**Consegne dell'esercizio**
- 1) Stabilisci se ciascuna affermazione concorda con la recensione di «L'odore del sangue», rispondendo sì o no e citando le parole decisive della recensione: (a) il romanzo uscì nel 1997, dopo la morte dell'autore; (b) Filippo è uno psicanalista di circa quarant'anni; (c) la ragazza con cui Filippo ha una relazione ha 25 anni.
- 2) Elenca tutti gli aggettivi con cui la recensione di «L'odore del sangue» qualifica le emozioni che saturano gli incontri sessuali tra marito e moglie.
- 3) Prosegui la recensione di «L'odore del sangue» a partire dall'ultima frase riportata.

**Testo mostrato**
++++++++

Rivista bimestrale di cultura e costume Registrazione presso il Tribunale di Roma nr. 170/2012 dell'11/06/2012

L’odore del sangue, Goffredo Parise,  Rizzoli

Recensione

di Paolo Maragoni

Sono attratto dalle storie di vita, quelle semplici seppur strane, poeticamente ironiche, provinciali, profonde nella loro quotidianità. Mi tengono incollato alla lettura come i soggetti a una foto. Il motivo è dovuto alla ricerca, in esse, di una parte di me.

Per questo motivo, il libro che vi presento è “L’odore del sangue” di Goffredo Parise, un giornalista del mondo, dunque realista nelle sue opere letterarie. Questo romanzo scritto poco prima di morire, venne pubblicato postumo, nel 1997, senza editing, limpido, puro e violento come la vita.

Nella Roma di fine anni ’70, Filippo e Silvia portano avanti il loro matrimonio fatto di stanchi sentimenti e platonica sensualità. Filippo è uno psicanalista ultra cinquantenne che, per sentirsi vivo, ha una relazione con una ragazza di 25 anni. Un giorno scopre il tradimento di Silvia con un ragazzo violento, di orientamento fascista, e di colpo il loro matrimonio subisce una svolta inaspettata. Filippo, ossessionato da una gelosia curiosa, interroga la moglie per conoscere i dettagli intimi della relazione, proiettando se stesso e le sue fantasie erotiche nella storia. Tale comportamento riaccende gli incontri sessuali tra marito e moglie, saturandoli di emozioni travolgenti, morbose, e autodistruttive.

++++++++

**Dati disponibili**
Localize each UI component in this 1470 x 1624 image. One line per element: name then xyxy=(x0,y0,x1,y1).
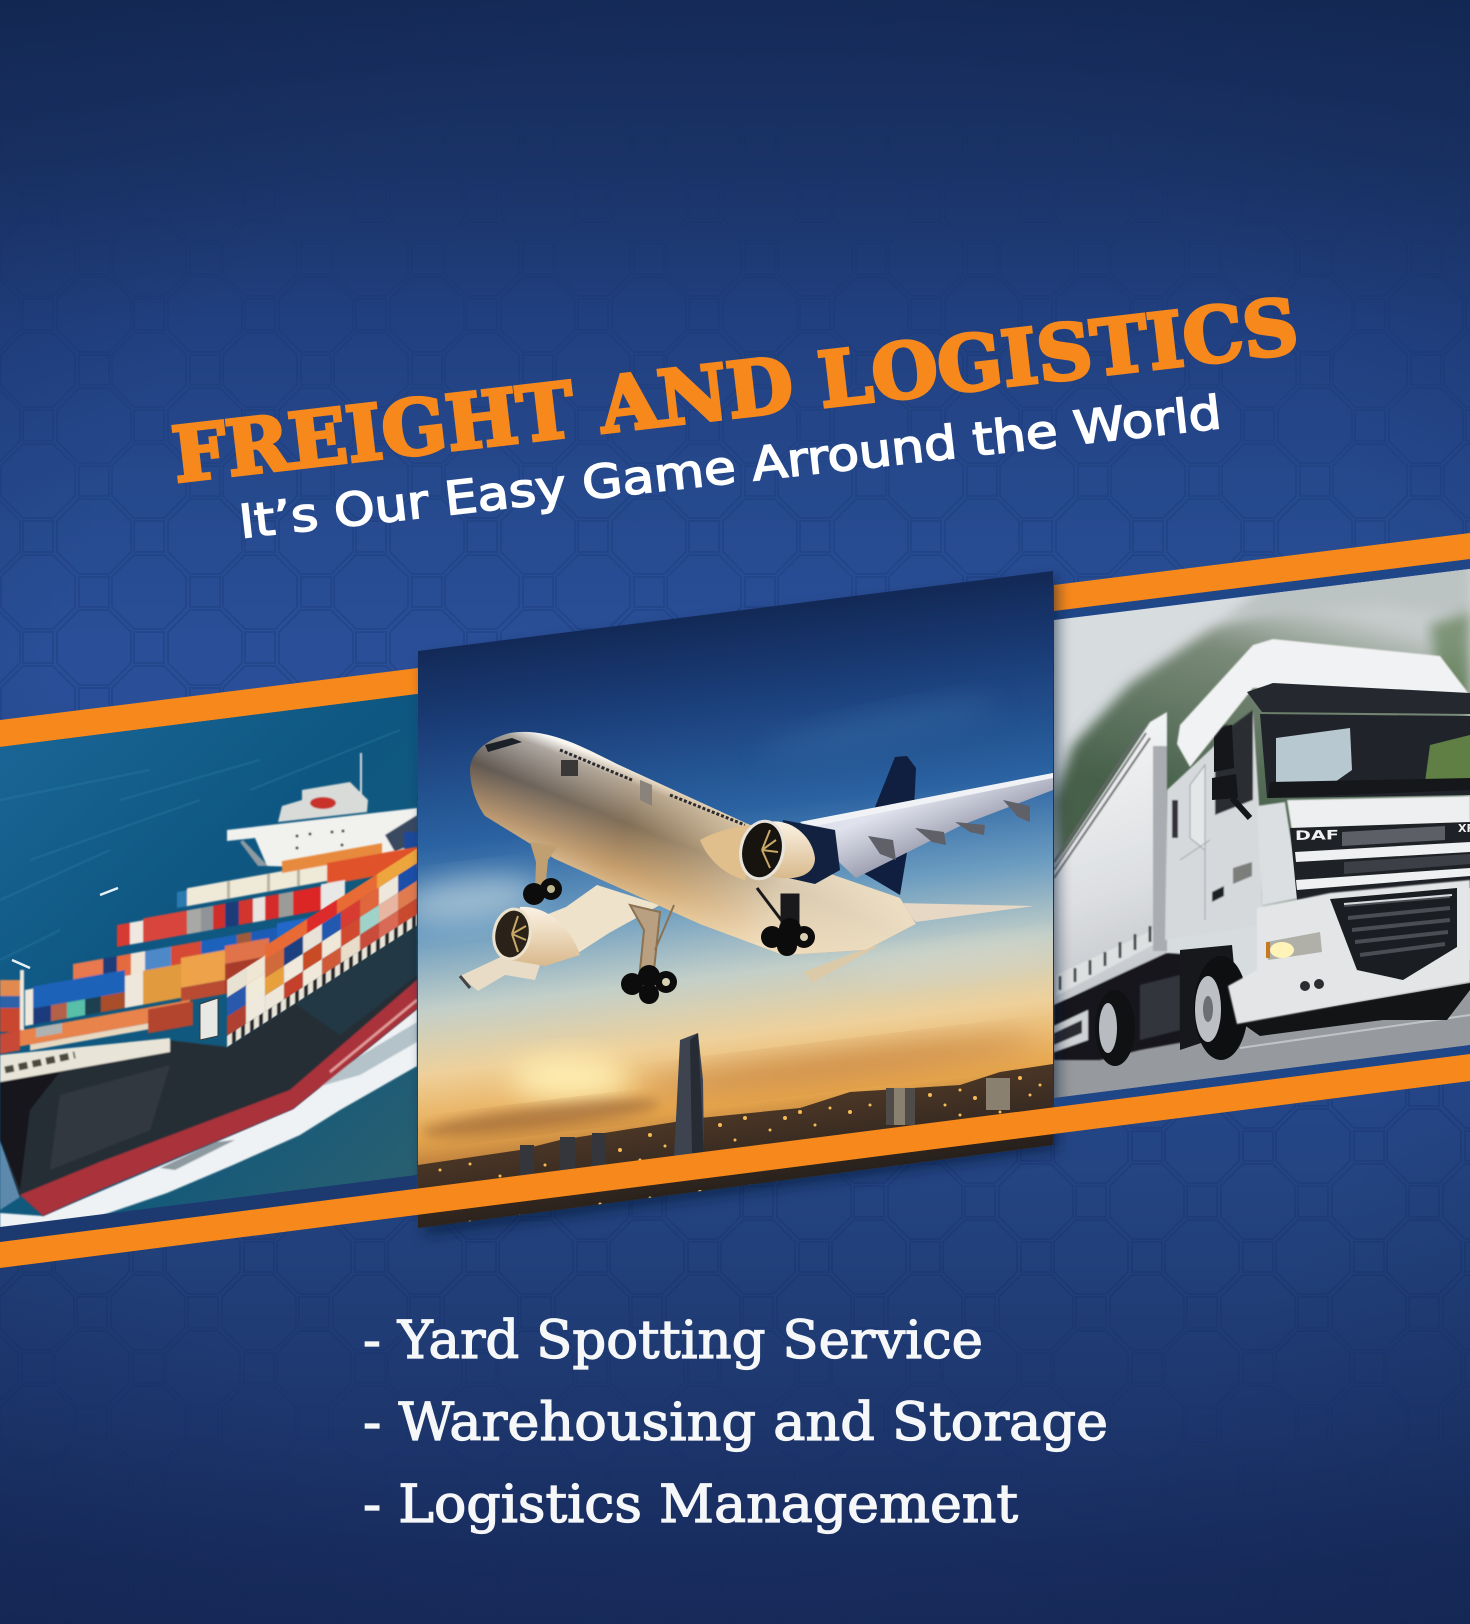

++++++++

**Risposte per consegna**
- 1)
(a) Sì: "venne pubblicato postumo, nel 1997".
(b) No: "uno psicanalista ultra cinquantenne".
(c) Sì: "una relazione con una ragazza di 25 anni".

- 2) travolgenti, morbose, autodistruttive

- 3)
L’autore, malato da tempo, e privo della propria indipendenza di movimento, scrive questo libro e lo chiude nel cassetto, avvolto e sigillato in una custodia con la dicitura: “Non deve essere pubblicato mai, ma distrutto.”

Malgrado la mancanza di rilettura, lo stile è chiaro, la forma perfetta, tranne qualche refuso.

Parise è sempre stato un tipo giocoso, burlone, viveva la notte, ma le sessanta sigarette quotidiane lo portarono ad ammalarsi presto. In questa opera si nota tutta la frustrazione, la paura, l’ossessione per il suo fisico che non pompa più come da giovane (appunto, l’odore del sangue).

Si tratta di un’opera particolare, pregna di desideri violenti, di amore incompiuto, colpe assegnate, di istinti irrisolti e felicità flebili. È una storia di sesso, nel senso più animalesco del termine. Non a caso, nel secondo volume dei “Sillabari”, (1982) edito da Mondadori, la voce Sesso è l’ultima a essere scritta, a testimonianza di quanta importanza avesse questo aspetto nella vita di Parise.

Scrive l’autore: “Nella vita gli uomini fanno programmi perché sanno che, una volta scomparso l’autore, essi posso essere continuati da altri. In poesia è impossibile, non ci sono eredi. […] preso dalla mano della poesia, giurai di scrivere tanti racconti sui sentimenti umani, così labili, partendo dalla A e arrivando alla Z. Poesie in prosa. Ma alla lettera S, […] la poesia mi ha abbandonato. E a questa lettera ho dovuto fermarmi […].(1982), “Sillabario n.2”, edito da Mondadori, “Sillabari” (2004), edito da Adelphi.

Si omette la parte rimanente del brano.